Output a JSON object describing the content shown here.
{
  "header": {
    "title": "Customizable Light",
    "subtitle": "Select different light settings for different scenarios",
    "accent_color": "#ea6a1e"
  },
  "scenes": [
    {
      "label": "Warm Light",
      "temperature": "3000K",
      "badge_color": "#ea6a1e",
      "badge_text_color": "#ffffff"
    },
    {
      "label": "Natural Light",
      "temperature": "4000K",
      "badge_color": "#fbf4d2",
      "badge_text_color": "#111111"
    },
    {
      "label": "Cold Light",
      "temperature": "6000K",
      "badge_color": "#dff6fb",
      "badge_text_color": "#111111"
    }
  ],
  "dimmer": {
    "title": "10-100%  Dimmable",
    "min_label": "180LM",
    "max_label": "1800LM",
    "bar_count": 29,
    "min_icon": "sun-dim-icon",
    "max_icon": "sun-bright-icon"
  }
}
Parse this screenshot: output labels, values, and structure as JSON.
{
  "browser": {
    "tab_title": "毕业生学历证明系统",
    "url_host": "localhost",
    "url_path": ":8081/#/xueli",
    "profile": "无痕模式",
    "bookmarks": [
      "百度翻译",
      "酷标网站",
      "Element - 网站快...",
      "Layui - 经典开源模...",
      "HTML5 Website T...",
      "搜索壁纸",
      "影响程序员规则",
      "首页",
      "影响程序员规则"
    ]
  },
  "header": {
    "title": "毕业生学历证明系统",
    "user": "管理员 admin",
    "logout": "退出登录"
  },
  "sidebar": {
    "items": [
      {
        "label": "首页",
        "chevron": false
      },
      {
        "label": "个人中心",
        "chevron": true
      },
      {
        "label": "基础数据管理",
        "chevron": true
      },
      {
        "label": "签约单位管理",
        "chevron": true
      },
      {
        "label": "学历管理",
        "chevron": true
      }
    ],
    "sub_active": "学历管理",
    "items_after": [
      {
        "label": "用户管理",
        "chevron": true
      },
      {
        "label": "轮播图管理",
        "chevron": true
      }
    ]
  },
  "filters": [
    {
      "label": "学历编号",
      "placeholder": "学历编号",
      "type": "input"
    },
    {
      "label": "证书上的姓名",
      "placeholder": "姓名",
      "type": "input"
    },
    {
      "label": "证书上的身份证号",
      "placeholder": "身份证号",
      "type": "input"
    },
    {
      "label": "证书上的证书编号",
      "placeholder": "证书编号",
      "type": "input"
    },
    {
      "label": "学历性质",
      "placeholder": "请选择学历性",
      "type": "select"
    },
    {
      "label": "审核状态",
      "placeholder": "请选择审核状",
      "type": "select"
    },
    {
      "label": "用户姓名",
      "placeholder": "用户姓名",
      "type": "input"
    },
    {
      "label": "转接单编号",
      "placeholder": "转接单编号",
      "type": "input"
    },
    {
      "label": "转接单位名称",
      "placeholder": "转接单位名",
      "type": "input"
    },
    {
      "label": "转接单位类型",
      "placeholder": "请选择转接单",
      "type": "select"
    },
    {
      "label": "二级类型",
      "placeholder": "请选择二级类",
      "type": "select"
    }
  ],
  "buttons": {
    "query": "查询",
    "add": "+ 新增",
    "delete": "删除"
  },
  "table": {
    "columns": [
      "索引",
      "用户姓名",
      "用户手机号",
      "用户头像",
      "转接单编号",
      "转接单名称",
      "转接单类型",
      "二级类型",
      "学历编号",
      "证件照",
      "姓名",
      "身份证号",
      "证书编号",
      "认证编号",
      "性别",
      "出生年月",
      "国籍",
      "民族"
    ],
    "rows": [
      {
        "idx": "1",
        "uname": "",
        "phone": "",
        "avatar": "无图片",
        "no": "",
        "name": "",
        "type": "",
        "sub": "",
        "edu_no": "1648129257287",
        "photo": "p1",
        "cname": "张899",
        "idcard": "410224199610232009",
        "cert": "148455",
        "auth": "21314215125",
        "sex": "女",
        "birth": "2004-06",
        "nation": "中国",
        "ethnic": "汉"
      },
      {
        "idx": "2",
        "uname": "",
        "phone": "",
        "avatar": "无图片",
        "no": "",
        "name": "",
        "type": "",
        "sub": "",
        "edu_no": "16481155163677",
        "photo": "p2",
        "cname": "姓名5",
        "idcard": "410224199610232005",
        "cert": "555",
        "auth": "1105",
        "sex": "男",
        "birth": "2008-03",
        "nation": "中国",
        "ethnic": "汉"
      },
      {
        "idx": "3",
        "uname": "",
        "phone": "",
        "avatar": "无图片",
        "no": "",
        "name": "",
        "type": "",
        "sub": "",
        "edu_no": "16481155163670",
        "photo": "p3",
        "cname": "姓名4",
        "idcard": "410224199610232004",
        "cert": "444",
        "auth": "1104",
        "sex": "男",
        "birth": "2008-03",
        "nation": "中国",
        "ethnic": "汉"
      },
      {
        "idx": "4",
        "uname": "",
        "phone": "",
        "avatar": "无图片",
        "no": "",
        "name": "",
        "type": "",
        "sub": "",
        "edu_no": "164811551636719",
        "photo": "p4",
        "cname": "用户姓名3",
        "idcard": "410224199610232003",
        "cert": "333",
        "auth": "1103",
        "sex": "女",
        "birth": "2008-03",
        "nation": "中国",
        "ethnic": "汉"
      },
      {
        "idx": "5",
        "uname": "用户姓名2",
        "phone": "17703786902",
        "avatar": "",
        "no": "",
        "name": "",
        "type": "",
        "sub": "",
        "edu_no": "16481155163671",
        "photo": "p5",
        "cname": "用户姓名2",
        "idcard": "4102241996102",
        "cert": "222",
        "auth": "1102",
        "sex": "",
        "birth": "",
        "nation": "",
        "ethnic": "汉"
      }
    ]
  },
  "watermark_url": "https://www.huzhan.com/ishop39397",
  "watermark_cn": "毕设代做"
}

WHAT THIS TASK INVOLVES:
From the records, copy every line that has the string "auth" in it.

COMPLETED TASK:
        "auth": "21314215125",
        "auth": "1105",
        "auth": "1104",
        "auth": "1103",
        "auth": "1102",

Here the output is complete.